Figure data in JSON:
- - -

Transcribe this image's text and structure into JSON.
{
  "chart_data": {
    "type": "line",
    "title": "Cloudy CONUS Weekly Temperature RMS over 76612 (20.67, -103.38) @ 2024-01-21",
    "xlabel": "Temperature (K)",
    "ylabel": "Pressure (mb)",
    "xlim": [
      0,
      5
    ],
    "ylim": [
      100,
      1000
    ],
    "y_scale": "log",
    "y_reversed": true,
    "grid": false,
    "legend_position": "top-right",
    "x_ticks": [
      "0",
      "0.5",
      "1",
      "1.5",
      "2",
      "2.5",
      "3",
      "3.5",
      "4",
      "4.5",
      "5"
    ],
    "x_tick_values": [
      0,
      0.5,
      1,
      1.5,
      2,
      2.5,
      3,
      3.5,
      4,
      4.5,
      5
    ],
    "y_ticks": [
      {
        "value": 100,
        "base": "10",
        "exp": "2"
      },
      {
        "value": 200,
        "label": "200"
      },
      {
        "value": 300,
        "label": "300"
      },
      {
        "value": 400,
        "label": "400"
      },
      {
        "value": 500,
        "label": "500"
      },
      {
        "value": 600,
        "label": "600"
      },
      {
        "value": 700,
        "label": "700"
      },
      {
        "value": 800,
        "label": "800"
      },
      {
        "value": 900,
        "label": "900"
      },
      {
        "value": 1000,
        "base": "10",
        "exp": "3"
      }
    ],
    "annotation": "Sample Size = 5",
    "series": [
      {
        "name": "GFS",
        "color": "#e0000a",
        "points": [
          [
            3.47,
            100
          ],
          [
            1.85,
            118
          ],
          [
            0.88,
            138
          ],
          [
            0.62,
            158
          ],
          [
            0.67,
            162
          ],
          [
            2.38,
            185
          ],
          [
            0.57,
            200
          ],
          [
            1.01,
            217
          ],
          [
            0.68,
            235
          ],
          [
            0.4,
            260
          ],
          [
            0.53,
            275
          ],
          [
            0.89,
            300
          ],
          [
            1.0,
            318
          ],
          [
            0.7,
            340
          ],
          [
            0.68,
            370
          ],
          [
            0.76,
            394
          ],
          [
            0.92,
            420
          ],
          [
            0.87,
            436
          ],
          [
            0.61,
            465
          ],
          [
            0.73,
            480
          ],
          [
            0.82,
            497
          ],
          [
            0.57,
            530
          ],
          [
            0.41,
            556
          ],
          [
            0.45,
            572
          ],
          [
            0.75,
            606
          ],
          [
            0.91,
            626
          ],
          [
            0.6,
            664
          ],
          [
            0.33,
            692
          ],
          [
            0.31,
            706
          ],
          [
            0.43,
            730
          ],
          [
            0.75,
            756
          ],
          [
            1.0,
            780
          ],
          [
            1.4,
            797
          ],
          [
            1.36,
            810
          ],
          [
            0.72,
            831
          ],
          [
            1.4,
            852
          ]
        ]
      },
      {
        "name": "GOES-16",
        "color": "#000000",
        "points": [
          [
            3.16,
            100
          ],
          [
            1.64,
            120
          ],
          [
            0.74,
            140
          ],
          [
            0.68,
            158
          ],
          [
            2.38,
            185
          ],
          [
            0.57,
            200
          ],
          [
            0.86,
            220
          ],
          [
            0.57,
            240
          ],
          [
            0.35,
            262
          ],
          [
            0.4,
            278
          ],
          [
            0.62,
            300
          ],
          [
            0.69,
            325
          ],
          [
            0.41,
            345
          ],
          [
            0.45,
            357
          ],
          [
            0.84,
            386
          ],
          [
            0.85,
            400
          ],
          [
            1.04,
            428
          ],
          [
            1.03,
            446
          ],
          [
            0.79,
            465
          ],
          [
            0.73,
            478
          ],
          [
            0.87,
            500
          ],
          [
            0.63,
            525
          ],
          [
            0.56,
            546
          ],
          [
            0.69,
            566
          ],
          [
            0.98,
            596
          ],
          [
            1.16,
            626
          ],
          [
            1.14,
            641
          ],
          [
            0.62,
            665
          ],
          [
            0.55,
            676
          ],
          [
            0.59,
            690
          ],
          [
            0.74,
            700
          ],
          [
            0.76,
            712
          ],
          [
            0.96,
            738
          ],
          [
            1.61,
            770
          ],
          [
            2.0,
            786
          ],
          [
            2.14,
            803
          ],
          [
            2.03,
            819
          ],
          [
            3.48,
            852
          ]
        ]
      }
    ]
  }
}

- - -

TASK DETAILS
Your task is to extract all of the records exactly.

FULL SOLUTION
Transcribe this image's text and structure into JSON.
{
  "chart_data": {
    "type": "line",
    "title": "Cloudy CONUS Weekly Temperature RMS over 76612 (20.67, -103.38) @ 2024-01-21",
    "xlabel": "Temperature (K)",
    "ylabel": "Pressure (mb)",
    "xlim": [
      0,
      5
    ],
    "ylim": [
      100,
      1000
    ],
    "y_scale": "log",
    "y_reversed": true,
    "grid": false,
    "legend_position": "top-right",
    "x_ticks": [
      "0",
      "0.5",
      "1",
      "1.5",
      "2",
      "2.5",
      "3",
      "3.5",
      "4",
      "4.5",
      "5"
    ],
    "x_tick_values": [
      0,
      0.5,
      1,
      1.5,
      2,
      2.5,
      3,
      3.5,
      4,
      4.5,
      5
    ],
    "y_ticks": [
      {
        "value": 100,
        "base": "10",
        "exp": "2"
      },
      {
        "value": 200,
        "label": "200"
      },
      {
        "value": 300,
        "label": "300"
      },
      {
        "value": 400,
        "label": "400"
      },
      {
        "value": 500,
        "label": "500"
      },
      {
        "value": 600,
        "label": "600"
      },
      {
        "value": 700,
        "label": "700"
      },
      {
        "value": 800,
        "label": "800"
      },
      {
        "value": 900,
        "label": "900"
      },
      {
        "value": 1000,
        "base": "10",
        "exp": "3"
      }
    ],
    "annotation": "Sample Size = 5",
    "series": [
      {
        "name": "GFS",
        "color": "#e0000a",
        "points": [
          [
            3.47,
            100
          ],
          [
            1.85,
            118
          ],
          [
            0.88,
            138
          ],
          [
            0.62,
            158
          ],
          [
            0.67,
            162
          ],
          [
            2.38,
            185
          ],
          [
            0.57,
            200
          ],
          [
            1.01,
            217
          ],
          [
            0.68,
            235
          ],
          [
            0.4,
            260
          ],
          [
            0.53,
            275
          ],
          [
            0.89,
            300
          ],
          [
            1.0,
            318
          ],
          [
            0.7,
            340
          ],
          [
            0.68,
            370
          ],
          [
            0.76,
            394
          ],
          [
            0.92,
            420
          ],
          [
            0.87,
            436
          ],
          [
            0.61,
            465
          ],
          [
            0.73,
            480
          ],
          [
            0.82,
            497
          ],
          [
            0.57,
            530
          ],
          [
            0.41,
            556
          ],
          [
            0.45,
            572
          ],
          [
            0.75,
            606
          ],
          [
            0.91,
            626
          ],
          [
            0.6,
            664
          ],
          [
            0.33,
            692
          ],
          [
            0.31,
            706
          ],
          [
            0.43,
            730
          ],
          [
            0.75,
            756
          ],
          [
            1.0,
            780
          ],
          [
            1.4,
            797
          ],
          [
            1.36,
            810
          ],
          [
            0.72,
            831
          ],
          [
            1.4,
            852
          ]
        ]
      },
      {
        "name": "GOES-16",
        "color": "#000000",
        "points": [
          [
            3.16,
            100
          ],
          [
            1.64,
            120
          ],
          [
            0.74,
            140
          ],
          [
            0.68,
            158
          ],
          [
            2.38,
            185
          ],
          [
            0.57,
            200
          ],
          [
            0.86,
            220
          ],
          [
            0.57,
            240
          ],
          [
            0.35,
            262
          ],
          [
            0.4,
            278
          ],
          [
            0.62,
            300
          ],
          [
            0.69,
            325
          ],
          [
            0.41,
            345
          ],
          [
            0.45,
            357
          ],
          [
            0.84,
            386
          ],
          [
            0.85,
            400
          ],
          [
            1.04,
            428
          ],
          [
            1.03,
            446
          ],
          [
            0.79,
            465
          ],
          [
            0.73,
            478
          ],
          [
            0.87,
            500
          ],
          [
            0.63,
            525
          ],
          [
            0.56,
            546
          ],
          [
            0.69,
            566
          ],
          [
            0.98,
            596
          ],
          [
            1.16,
            626
          ],
          [
            1.14,
            641
          ],
          [
            0.62,
            665
          ],
          [
            0.55,
            676
          ],
          [
            0.59,
            690
          ],
          [
            0.74,
            700
          ],
          [
            0.76,
            712
          ],
          [
            0.96,
            738
          ],
          [
            1.61,
            770
          ],
          [
            2.0,
            786
          ],
          [
            2.14,
            803
          ],
          [
            2.03,
            819
          ],
          [
            3.48,
            852
          ]
        ]
      }
    ]
  }
}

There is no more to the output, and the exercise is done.